*EXTRAIT*.
■ ■ ■
Un aller sans retour donc : même si la consommation mondiale regagne un peu de terrain, elle n'a pas retrouvé son niveau de l'an 2000. Suite à de bonnes récoltes, on se retrouve aujourd'hui dans la situation inverse : « le prix n'a jamais été aussi bas qu'actuellement [..], de 35 à 45 dollars pour la vanille noire ».
Pour un paysan produisant en moyenne 500 kg vanille par an, ce prix représente 1000 dollars de revenu annuel au mieux, un revenu dont il ne peut pas vivre : « ils se tournent vers d'autres produits, le girofle, le cacao, le café... Il faut absolument que le prix de la vanille monte ».
Fabrication industrielle de l'arôme vanille
Depuis les pics de prix en 2001 et 2003, l'agroalimentaire, s'est largement tourné vers les produits de synthèse (on estime qu'env. 90% des arômes de vanille utilisés par l'industrie sont d'origine synthétique). Si bien que toutes les entreprises de l'aromatique fabriquent aujourd'hui des produits aromatisants naturels et synthétiques.
■ ■ ■
*INFORMATIONS ENREGISTRÉES*.
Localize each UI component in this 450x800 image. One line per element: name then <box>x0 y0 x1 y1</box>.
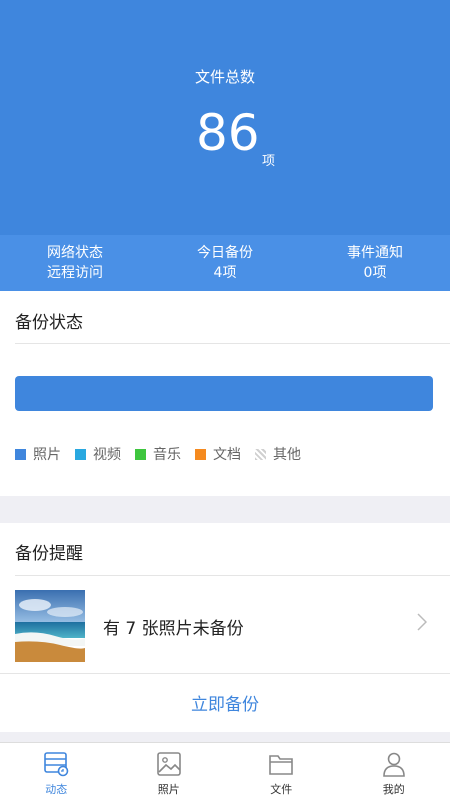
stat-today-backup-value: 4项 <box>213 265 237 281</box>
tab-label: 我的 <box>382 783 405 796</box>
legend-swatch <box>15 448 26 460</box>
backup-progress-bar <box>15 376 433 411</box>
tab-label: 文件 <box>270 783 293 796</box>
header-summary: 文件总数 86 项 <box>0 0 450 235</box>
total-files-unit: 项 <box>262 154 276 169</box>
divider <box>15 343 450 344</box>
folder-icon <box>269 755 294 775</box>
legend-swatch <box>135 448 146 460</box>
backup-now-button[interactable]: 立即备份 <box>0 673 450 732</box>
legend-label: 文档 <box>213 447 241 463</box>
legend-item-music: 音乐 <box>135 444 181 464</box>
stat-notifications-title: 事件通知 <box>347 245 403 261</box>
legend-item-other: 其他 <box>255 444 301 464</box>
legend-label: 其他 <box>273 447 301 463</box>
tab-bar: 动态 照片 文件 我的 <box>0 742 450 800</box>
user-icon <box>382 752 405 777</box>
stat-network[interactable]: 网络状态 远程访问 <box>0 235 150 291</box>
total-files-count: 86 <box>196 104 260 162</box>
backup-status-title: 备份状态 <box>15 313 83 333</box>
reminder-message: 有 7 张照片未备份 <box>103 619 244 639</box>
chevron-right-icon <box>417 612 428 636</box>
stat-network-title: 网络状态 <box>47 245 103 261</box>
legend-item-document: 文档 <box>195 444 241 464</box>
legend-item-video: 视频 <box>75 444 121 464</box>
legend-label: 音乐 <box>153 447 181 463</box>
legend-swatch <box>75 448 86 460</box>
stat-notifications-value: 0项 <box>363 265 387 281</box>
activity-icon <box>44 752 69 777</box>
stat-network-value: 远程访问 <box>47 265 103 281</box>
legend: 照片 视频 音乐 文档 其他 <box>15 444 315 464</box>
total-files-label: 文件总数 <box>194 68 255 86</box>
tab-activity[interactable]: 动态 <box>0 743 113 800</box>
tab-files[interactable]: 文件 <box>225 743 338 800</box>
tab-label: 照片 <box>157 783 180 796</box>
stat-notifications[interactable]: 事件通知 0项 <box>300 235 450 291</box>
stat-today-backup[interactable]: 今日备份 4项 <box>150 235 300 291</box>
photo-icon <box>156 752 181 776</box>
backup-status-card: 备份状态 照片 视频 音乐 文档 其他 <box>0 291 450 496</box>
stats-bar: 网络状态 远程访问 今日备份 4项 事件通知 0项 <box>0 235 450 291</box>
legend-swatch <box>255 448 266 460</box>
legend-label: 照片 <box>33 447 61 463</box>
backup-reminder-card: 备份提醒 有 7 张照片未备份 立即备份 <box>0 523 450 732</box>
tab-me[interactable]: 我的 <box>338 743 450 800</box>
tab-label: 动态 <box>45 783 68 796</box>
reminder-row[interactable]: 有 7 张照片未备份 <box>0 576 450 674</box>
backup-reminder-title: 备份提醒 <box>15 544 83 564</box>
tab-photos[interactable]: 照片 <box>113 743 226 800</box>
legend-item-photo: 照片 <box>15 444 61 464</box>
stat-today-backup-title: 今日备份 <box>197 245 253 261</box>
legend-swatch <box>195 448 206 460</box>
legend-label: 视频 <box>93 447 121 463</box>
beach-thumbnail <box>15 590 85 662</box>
■ ■ ■
Recopiez mot pour mot la portion de l'extrait sur la vanille qui s'ouvre sur « Fabrication industrielle de » et se clôt sur « naturels et synthétiques. ». La liste provient d'une autre source que l'extrait.

*RÉSULTAT FINAL*.
Fabrication industrielle de l'arôme vanille
Depuis les pics de prix en 2001 et 2003, l'agroalimentaire, s'est largement tourné vers les produits de synthèse (on estime qu'env. 90% des arômes de vanille utilisés par l'industrie sont d'origine synthétique). Si bien que toutes les entreprises de l'aromatique fabriquent aujourd'hui des produits aromatisants naturels et synthétiques.